(Figure content listings)
--------------------

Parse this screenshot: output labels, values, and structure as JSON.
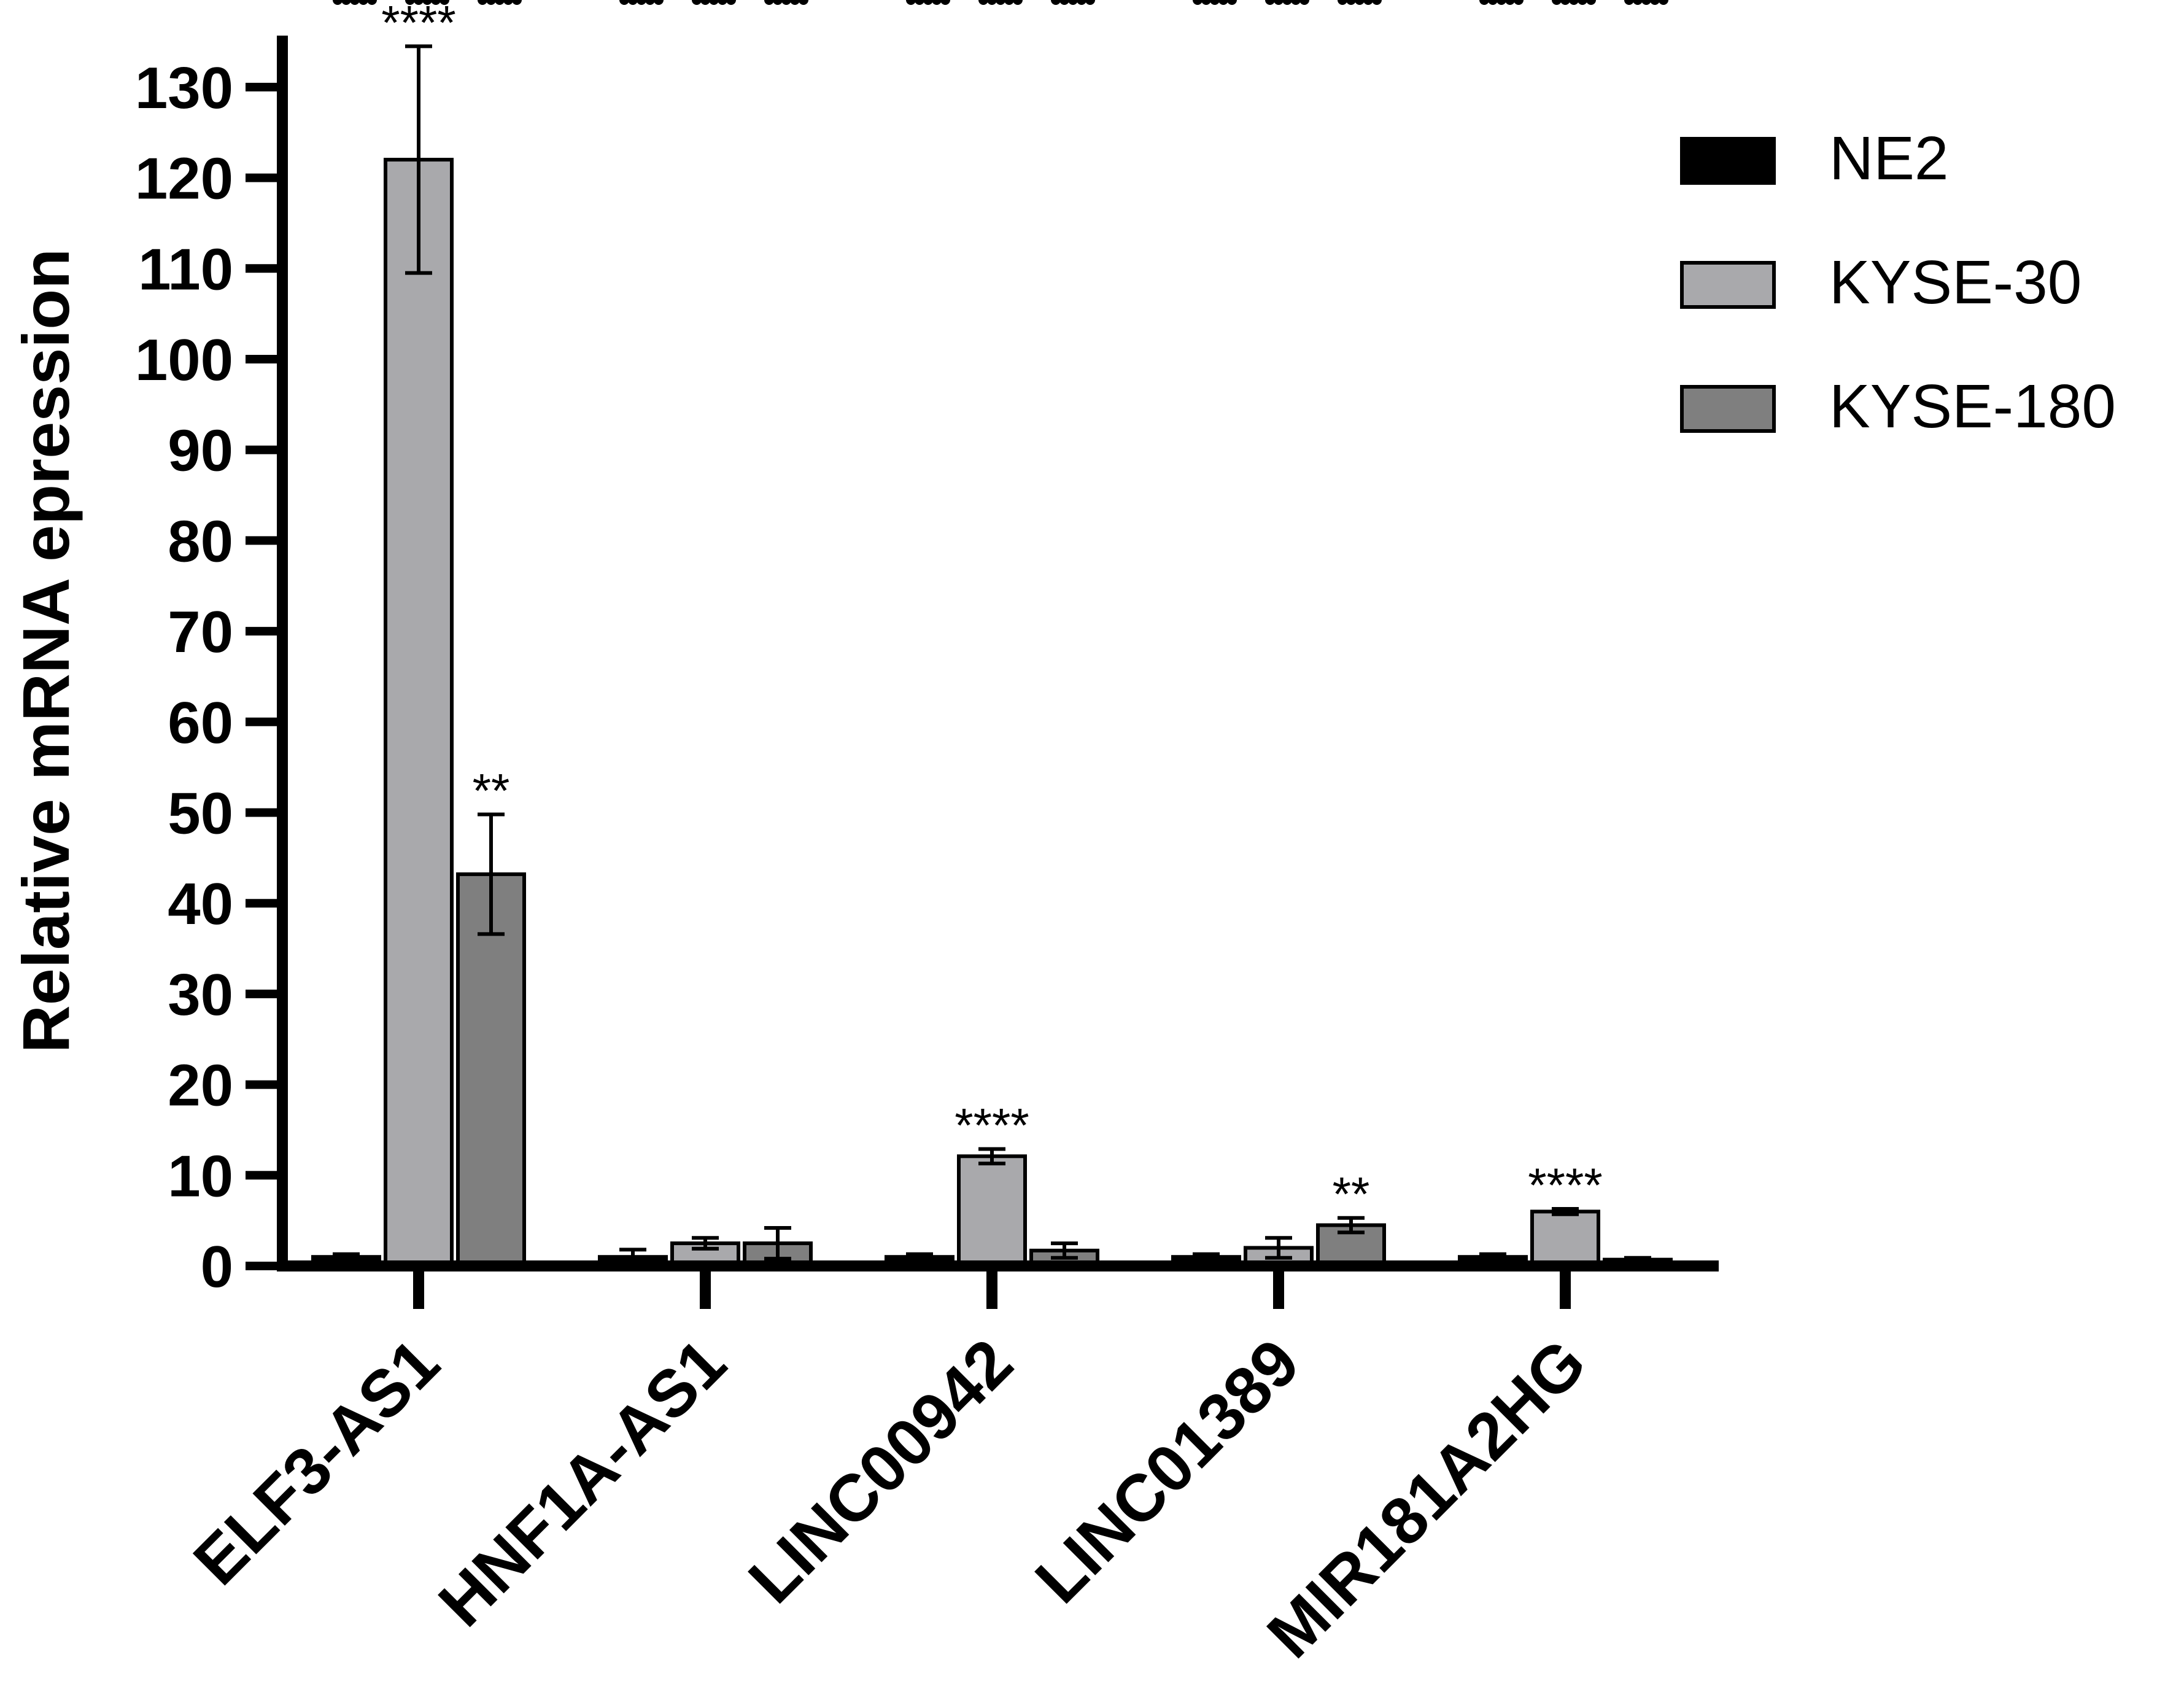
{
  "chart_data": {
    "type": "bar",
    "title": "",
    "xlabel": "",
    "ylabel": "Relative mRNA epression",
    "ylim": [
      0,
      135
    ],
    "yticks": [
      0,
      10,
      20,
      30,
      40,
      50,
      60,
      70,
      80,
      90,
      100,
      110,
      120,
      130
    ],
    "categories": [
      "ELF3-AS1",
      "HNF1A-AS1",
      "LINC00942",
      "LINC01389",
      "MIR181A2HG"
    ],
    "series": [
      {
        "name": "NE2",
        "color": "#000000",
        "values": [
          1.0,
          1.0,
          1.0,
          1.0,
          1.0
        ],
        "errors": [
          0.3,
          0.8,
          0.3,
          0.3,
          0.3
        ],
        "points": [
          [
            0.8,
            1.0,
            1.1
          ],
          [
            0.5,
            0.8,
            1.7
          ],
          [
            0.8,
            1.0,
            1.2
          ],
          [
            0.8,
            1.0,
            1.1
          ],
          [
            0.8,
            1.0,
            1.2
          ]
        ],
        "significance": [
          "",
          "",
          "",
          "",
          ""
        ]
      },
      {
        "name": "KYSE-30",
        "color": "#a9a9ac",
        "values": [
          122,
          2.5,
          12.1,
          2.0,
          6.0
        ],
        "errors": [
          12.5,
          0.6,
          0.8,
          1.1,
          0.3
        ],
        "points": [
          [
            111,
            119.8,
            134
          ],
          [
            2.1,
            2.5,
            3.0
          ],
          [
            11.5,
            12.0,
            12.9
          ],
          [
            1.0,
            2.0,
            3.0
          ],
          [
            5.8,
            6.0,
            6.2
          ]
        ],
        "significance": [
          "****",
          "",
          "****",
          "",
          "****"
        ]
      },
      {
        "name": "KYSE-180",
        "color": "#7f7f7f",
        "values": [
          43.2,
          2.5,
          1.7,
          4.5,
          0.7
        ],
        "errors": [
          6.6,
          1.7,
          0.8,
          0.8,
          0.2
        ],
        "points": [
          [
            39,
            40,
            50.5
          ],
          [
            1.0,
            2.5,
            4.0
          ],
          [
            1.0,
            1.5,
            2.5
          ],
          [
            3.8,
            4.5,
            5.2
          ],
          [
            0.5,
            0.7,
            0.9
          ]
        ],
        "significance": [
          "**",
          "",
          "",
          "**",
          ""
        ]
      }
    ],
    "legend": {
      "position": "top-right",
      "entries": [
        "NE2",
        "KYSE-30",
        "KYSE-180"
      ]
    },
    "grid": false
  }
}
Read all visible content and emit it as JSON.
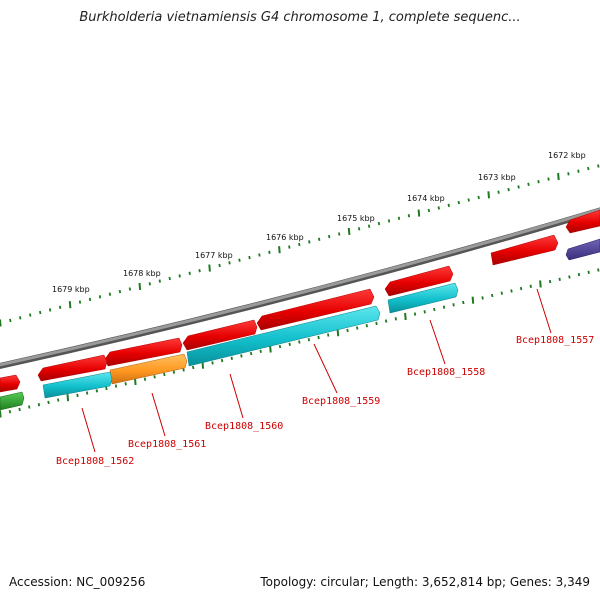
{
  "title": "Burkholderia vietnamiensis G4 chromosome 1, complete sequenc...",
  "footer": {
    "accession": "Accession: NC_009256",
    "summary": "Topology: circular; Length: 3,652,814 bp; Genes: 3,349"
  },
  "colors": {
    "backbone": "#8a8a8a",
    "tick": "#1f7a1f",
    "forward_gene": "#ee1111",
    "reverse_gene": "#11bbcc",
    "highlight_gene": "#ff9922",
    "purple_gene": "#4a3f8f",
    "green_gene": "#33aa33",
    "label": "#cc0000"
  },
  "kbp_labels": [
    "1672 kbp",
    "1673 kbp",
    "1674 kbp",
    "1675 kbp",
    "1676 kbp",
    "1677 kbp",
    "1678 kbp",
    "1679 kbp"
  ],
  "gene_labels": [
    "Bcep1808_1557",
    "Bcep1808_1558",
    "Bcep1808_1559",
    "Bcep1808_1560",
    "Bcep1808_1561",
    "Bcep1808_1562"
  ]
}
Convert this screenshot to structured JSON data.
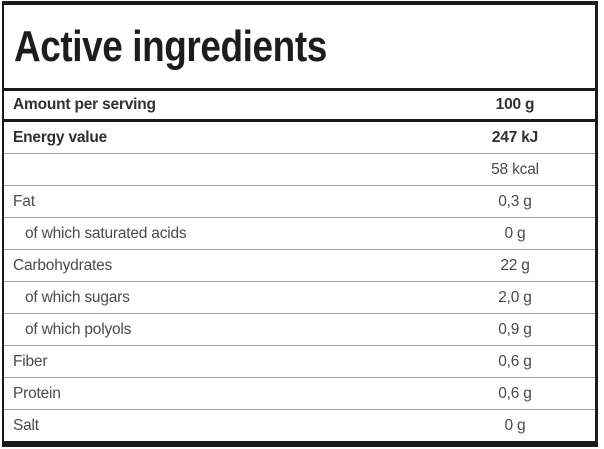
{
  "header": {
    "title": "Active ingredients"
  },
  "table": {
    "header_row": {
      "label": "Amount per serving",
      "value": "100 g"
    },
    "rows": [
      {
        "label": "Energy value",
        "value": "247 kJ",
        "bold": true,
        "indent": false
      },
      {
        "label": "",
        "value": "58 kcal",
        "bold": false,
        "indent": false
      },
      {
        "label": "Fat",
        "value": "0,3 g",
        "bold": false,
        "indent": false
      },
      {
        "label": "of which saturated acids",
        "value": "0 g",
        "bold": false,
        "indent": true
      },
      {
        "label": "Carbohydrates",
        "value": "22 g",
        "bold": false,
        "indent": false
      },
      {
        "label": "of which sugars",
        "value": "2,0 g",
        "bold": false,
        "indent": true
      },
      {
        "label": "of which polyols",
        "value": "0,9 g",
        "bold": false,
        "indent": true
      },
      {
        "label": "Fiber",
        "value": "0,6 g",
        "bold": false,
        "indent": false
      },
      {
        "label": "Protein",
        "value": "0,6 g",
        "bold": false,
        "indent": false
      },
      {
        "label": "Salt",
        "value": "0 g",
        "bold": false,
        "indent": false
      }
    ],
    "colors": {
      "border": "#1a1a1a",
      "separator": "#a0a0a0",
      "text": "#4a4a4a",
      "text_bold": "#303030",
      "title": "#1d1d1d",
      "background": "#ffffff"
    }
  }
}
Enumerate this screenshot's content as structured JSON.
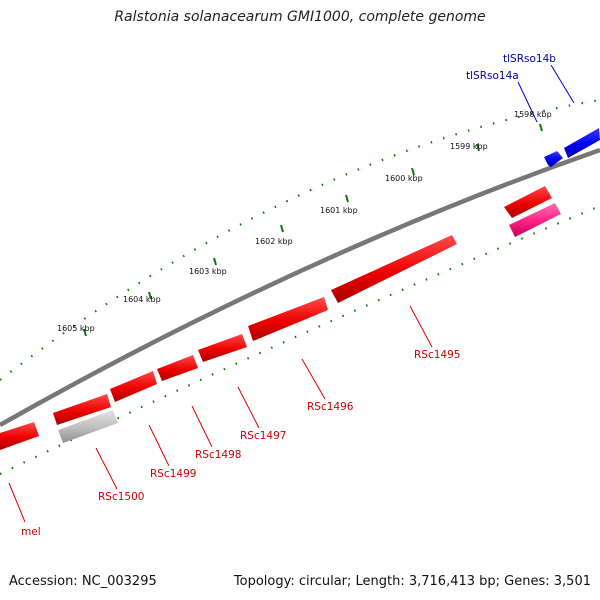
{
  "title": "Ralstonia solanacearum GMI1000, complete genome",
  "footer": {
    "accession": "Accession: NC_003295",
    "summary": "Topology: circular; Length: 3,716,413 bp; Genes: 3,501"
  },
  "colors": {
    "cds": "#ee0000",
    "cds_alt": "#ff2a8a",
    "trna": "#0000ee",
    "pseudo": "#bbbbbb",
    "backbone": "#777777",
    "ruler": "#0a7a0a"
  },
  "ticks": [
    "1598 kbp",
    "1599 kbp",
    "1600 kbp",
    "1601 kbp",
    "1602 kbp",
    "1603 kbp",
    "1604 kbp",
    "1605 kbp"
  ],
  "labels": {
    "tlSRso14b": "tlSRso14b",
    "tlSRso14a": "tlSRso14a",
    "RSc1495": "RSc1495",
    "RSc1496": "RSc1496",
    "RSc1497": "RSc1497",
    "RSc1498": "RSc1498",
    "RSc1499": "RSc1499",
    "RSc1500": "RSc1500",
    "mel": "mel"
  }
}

--------------------

What this task involves> Write out the entries again word for word. Do not include the pictures.

Written answer>
Parse this screenshot: output labels, values, and structure as JSON.
{
  "chart_data": {
    "type": "bar",
    "title": "",
    "xlabel": "",
    "ylabel": "Relative mRNA epression",
    "ylim": [
      0,
      135
    ],
    "yticks": [
      0,
      10,
      20,
      30,
      40,
      50,
      60,
      70,
      80,
      90,
      100,
      110,
      120,
      130
    ],
    "categories": [
      "ELF3-AS1",
      "HNF1A-AS1",
      "LINC00942",
      "LINC01389",
      "MIR181A2HG"
    ],
    "series": [
      {
        "name": "NE2",
        "color": "#000000",
        "values": [
          1.0,
          1.0,
          1.0,
          1.0,
          1.0
        ],
        "errors": [
          0.3,
          0.8,
          0.3,
          0.3,
          0.3
        ],
        "points": [
          [
            0.8,
            1.0,
            1.1
          ],
          [
            0.5,
            0.8,
            1.7
          ],
          [
            0.8,
            1.0,
            1.2
          ],
          [
            0.8,
            1.0,
            1.1
          ],
          [
            0.8,
            1.0,
            1.2
          ]
        ],
        "significance": [
          "",
          "",
          "",
          "",
          ""
        ]
      },
      {
        "name": "KYSE-30",
        "color": "#a9a9ac",
        "values": [
          122,
          2.5,
          12.1,
          2.0,
          6.0
        ],
        "errors": [
          12.5,
          0.6,
          0.8,
          1.1,
          0.3
        ],
        "points": [
          [
            111,
            119.8,
            134
          ],
          [
            2.1,
            2.5,
            3.0
          ],
          [
            11.5,
            12.0,
            12.9
          ],
          [
            1.0,
            2.0,
            3.0
          ],
          [
            5.8,
            6.0,
            6.2
          ]
        ],
        "significance": [
          "****",
          "",
          "****",
          "",
          "****"
        ]
      },
      {
        "name": "KYSE-180",
        "color": "#7f7f7f",
        "values": [
          43.2,
          2.5,
          1.7,
          4.5,
          0.7
        ],
        "errors": [
          6.6,
          1.7,
          0.8,
          0.8,
          0.2
        ],
        "points": [
          [
            39,
            40,
            50.5
          ],
          [
            1.0,
            2.5,
            4.0
          ],
          [
            1.0,
            1.5,
            2.5
          ],
          [
            3.8,
            4.5,
            5.2
          ],
          [
            0.5,
            0.7,
            0.9
          ]
        ],
        "significance": [
          "**",
          "",
          "",
          "**",
          ""
        ]
      }
    ],
    "legend": {
      "position": "top-right",
      "entries": [
        "NE2",
        "KYSE-30",
        "KYSE-180"
      ]
    },
    "grid": false
  }
}
Read all visible content and emit it as JSON.
{
  "title": "Burkholderia vietnamiensis G4 chromosome 1, complete sequenc...",
  "footer": {
    "accession": "Accession: NC_009256",
    "summary": "Topology: circular; Length: 3,652,814 bp; Genes: 3,349"
  },
  "colors": {
    "backbone": "#8a8a8a",
    "tick": "#1f7a1f",
    "forward_gene": "#ee1111",
    "reverse_gene": "#11bbcc",
    "highlight_gene": "#ff9922",
    "purple_gene": "#4a3f8f",
    "green_gene": "#33aa33",
    "label": "#cc0000"
  },
  "kbp_labels": [
    "1672 kbp",
    "1673 kbp",
    "1674 kbp",
    "1675 kbp",
    "1676 kbp",
    "1677 kbp",
    "1678 kbp",
    "1679 kbp"
  ],
  "gene_labels": [
    "Bcep1808_1557",
    "Bcep1808_1558",
    "Bcep1808_1559",
    "Bcep1808_1560",
    "Bcep1808_1561",
    "Bcep1808_1562"
  ]
}
Convert this screenshot to structured JSON data.
{
  "header": {
    "title": "Active ingredients"
  },
  "table": {
    "header_row": {
      "label": "Amount per serving",
      "value": "100 g"
    },
    "rows": [
      {
        "label": "Energy value",
        "value": "247 kJ",
        "bold": true,
        "indent": false
      },
      {
        "label": "",
        "value": "58 kcal",
        "bold": false,
        "indent": false
      },
      {
        "label": "Fat",
        "value": "0,3 g",
        "bold": false,
        "indent": false
      },
      {
        "label": "of which saturated acids",
        "value": "0 g",
        "bold": false,
        "indent": true
      },
      {
        "label": "Carbohydrates",
        "value": "22 g",
        "bold": false,
        "indent": false
      },
      {
        "label": "of which sugars",
        "value": "2,0 g",
        "bold": false,
        "indent": true
      },
      {
        "label": "of which polyols",
        "value": "0,9 g",
        "bold": false,
        "indent": true
      },
      {
        "label": "Fiber",
        "value": "0,6 g",
        "bold": false,
        "indent": false
      },
      {
        "label": "Protein",
        "value": "0,6 g",
        "bold": false,
        "indent": false
      },
      {
        "label": "Salt",
        "value": "0 g",
        "bold": false,
        "indent": false
      }
    ],
    "colors": {
      "border": "#1a1a1a",
      "separator": "#a0a0a0",
      "text": "#4a4a4a",
      "text_bold": "#303030",
      "title": "#1d1d1d",
      "background": "#ffffff"
    }
  }
}
Enumerate this screenshot's content as structured JSON.
{
  "title": "Ralstonia solanacearum GMI1000, complete genome",
  "footer": {
    "accession": "Accession: NC_003295",
    "summary": "Topology: circular; Length: 3,716,413 bp; Genes: 3,501"
  },
  "colors": {
    "cds": "#ee0000",
    "cds_alt": "#ff2a8a",
    "trna": "#0000ee",
    "pseudo": "#bbbbbb",
    "backbone": "#777777",
    "ruler": "#0a7a0a"
  },
  "ticks": [
    "1598 kbp",
    "1599 kbp",
    "1600 kbp",
    "1601 kbp",
    "1602 kbp",
    "1603 kbp",
    "1604 kbp",
    "1605 kbp"
  ],
  "labels": {
    "tlSRso14b": "tlSRso14b",
    "tlSRso14a": "tlSRso14a",
    "RSc1495": "RSc1495",
    "RSc1496": "RSc1496",
    "RSc1497": "RSc1497",
    "RSc1498": "RSc1498",
    "RSc1499": "RSc1499",
    "RSc1500": "RSc1500",
    "mel": "mel"
  }
}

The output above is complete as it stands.